**Work required**
Sort through the data and copy the lines holding the word "kind".

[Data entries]
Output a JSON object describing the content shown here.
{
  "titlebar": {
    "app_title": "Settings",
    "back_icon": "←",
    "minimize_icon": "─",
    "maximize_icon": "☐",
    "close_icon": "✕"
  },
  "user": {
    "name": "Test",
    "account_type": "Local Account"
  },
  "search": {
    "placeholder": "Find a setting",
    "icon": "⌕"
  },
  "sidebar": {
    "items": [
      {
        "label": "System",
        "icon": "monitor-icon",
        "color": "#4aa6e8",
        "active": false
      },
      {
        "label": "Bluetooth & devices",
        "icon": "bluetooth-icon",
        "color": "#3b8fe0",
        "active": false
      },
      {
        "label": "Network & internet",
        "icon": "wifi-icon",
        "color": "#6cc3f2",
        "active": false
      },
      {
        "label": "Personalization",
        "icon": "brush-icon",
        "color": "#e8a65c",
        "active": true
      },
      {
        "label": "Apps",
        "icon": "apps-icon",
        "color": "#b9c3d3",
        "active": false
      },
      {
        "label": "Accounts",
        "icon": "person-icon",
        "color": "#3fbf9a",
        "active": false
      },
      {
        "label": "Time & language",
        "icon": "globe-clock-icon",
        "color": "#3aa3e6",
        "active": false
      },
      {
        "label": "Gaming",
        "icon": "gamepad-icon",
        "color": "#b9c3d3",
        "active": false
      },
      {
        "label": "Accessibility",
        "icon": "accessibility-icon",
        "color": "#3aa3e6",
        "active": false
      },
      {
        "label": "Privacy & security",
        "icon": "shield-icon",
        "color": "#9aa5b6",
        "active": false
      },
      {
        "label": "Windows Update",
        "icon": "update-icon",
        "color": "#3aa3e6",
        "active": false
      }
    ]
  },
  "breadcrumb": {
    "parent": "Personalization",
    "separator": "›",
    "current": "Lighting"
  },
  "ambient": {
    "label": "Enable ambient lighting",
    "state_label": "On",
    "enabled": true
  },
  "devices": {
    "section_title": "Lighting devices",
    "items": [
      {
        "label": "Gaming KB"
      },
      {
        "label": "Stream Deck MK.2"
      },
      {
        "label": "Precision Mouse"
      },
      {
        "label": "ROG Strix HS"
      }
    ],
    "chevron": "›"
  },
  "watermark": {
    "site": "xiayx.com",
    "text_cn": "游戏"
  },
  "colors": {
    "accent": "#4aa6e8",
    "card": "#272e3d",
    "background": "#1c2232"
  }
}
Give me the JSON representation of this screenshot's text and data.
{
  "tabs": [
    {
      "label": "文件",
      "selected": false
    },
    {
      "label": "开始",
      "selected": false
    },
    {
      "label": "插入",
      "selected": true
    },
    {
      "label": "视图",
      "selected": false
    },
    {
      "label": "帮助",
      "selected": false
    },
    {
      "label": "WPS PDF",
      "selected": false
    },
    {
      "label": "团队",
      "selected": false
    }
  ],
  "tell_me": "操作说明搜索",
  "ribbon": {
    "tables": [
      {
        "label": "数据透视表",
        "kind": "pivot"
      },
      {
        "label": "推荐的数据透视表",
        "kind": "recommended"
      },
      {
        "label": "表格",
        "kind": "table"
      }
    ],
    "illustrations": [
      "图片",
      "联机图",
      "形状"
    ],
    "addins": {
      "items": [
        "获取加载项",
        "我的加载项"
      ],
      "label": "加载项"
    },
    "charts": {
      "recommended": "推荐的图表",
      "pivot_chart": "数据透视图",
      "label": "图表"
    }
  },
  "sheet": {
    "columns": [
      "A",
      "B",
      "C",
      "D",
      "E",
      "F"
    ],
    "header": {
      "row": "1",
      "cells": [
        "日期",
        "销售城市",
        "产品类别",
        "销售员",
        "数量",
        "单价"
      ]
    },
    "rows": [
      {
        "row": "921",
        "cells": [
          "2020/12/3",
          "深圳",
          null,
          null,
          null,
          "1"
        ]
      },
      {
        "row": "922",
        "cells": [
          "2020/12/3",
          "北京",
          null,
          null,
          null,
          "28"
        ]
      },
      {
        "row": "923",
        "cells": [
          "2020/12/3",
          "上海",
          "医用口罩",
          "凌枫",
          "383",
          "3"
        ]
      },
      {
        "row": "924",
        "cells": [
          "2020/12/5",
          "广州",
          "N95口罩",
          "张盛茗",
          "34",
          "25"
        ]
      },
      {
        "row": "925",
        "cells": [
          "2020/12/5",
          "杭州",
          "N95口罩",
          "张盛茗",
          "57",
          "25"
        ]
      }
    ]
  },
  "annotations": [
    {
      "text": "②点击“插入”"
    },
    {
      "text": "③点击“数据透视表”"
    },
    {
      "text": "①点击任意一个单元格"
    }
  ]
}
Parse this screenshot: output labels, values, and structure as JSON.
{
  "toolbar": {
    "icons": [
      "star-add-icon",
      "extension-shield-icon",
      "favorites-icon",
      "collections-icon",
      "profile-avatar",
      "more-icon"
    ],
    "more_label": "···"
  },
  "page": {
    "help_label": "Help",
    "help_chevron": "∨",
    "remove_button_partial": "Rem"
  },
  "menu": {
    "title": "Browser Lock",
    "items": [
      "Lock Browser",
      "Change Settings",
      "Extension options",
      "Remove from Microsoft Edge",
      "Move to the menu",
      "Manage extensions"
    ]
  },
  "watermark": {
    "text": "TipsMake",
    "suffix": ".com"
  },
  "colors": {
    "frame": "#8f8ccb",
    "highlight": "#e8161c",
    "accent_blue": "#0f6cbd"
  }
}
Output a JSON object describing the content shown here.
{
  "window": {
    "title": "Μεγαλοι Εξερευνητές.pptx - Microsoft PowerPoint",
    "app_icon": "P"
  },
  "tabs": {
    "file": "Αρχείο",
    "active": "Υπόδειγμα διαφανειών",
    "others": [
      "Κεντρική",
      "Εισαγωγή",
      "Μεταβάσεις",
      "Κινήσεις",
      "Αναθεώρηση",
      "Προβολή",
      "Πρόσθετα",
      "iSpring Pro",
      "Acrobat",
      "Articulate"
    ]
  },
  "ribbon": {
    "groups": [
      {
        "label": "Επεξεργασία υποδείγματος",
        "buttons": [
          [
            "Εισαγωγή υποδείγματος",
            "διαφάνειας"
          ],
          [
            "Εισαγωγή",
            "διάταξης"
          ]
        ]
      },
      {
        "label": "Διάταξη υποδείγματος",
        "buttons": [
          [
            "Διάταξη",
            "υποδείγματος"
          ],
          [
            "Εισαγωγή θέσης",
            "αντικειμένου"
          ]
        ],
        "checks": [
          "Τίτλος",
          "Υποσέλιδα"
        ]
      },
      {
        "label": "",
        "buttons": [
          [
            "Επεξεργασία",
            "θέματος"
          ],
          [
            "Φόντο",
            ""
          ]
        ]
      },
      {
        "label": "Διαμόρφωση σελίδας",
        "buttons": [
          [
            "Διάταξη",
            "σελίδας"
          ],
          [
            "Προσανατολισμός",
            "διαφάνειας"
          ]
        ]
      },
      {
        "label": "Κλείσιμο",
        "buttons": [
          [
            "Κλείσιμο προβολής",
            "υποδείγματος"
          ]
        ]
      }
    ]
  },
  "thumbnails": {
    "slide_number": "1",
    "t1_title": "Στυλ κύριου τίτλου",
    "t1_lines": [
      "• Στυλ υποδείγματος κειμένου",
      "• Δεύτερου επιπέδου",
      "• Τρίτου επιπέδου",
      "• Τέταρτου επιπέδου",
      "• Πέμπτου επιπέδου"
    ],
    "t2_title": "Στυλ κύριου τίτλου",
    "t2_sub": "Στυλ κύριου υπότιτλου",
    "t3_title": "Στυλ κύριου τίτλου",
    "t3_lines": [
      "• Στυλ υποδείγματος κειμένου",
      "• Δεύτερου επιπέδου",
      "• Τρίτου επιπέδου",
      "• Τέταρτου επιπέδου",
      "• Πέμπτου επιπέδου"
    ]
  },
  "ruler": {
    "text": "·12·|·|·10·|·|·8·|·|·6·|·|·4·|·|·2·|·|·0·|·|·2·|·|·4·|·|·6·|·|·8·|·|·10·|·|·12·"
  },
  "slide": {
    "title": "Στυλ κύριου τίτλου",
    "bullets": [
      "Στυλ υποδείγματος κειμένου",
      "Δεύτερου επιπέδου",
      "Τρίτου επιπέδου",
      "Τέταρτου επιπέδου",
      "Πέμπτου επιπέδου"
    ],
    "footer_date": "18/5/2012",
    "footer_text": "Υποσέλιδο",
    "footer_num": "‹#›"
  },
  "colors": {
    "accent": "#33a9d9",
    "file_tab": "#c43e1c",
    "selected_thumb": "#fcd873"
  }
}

**Exercise output**
        "kind": "pivot"
        "kind": "recommended"
        "kind": "table"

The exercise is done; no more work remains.